What the task requires » All of the entries need to be written out again, exactly as they are.

Supplied material »

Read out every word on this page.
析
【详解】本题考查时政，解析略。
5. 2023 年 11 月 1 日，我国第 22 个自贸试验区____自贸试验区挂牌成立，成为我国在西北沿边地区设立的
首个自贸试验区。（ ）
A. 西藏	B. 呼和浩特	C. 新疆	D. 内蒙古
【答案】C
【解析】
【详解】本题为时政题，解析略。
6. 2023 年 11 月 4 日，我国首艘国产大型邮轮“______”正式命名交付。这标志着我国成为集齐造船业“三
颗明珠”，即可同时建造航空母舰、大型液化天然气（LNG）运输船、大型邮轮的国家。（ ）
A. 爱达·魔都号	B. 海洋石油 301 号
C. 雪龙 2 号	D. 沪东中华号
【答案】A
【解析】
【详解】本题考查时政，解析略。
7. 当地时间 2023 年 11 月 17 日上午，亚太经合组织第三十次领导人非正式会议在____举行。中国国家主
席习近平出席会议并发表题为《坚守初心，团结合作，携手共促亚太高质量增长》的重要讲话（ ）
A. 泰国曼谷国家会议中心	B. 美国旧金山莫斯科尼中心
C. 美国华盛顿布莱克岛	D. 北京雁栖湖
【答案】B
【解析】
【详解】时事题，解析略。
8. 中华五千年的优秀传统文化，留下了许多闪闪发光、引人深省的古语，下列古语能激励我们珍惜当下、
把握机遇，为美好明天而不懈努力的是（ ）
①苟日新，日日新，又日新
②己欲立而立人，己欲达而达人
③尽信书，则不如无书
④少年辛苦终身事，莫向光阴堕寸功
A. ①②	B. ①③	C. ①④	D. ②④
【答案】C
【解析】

Correct answer »
Read out every word on this page.
析
【详解】本题考查时政，解析略。
5. 2023 年 11 月 1 日，我国第 22 个自贸试验区____自贸试验区挂牌成立，成为我国在西北沿边地区设立的
首个自贸试验区。（ ）
A. 西藏	B. 呼和浩特	C. 新疆	D. 内蒙古
【答案】C
【解析】
【详解】本题为时政题，解析略。
6. 2023 年 11 月 4 日，我国首艘国产大型邮轮“______”正式命名交付。这标志着我国成为集齐造船业“三
颗明珠”，即可同时建造航空母舰、大型液化天然气（LNG）运输船、大型邮轮的国家。（ ）
A. 爱达·魔都号	B. 海洋石油 301 号
C. 雪龙 2 号	D. 沪东中华号
【答案】A
【解析】
【详解】本题考查时政，解析略。
7. 当地时间 2023 年 11 月 17 日上午，亚太经合组织第三十次领导人非正式会议在____举行。中国国家主
席习近平出席会议并发表题为《坚守初心，团结合作，携手共促亚太高质量增长》的重要讲话（ ）
A. 泰国曼谷国家会议中心	B. 美国旧金山莫斯科尼中心
C. 美国华盛顿布莱克岛	D. 北京雁栖湖
【答案】B
【解析】
【详解】时事题，解析略。
8. 中华五千年的优秀传统文化，留下了许多闪闪发光、引人深省的古语，下列古语能激励我们珍惜当下、
把握机遇，为美好明天而不懈努力的是（ ）
①苟日新，日日新，又日新
②己欲立而立人，己欲达而达人
③尽信书，则不如无书
④少年辛苦终身事，莫向光阴堕寸功
A. ①②	B. ①③	C. ①④	D. ②④
【答案】C
【解析】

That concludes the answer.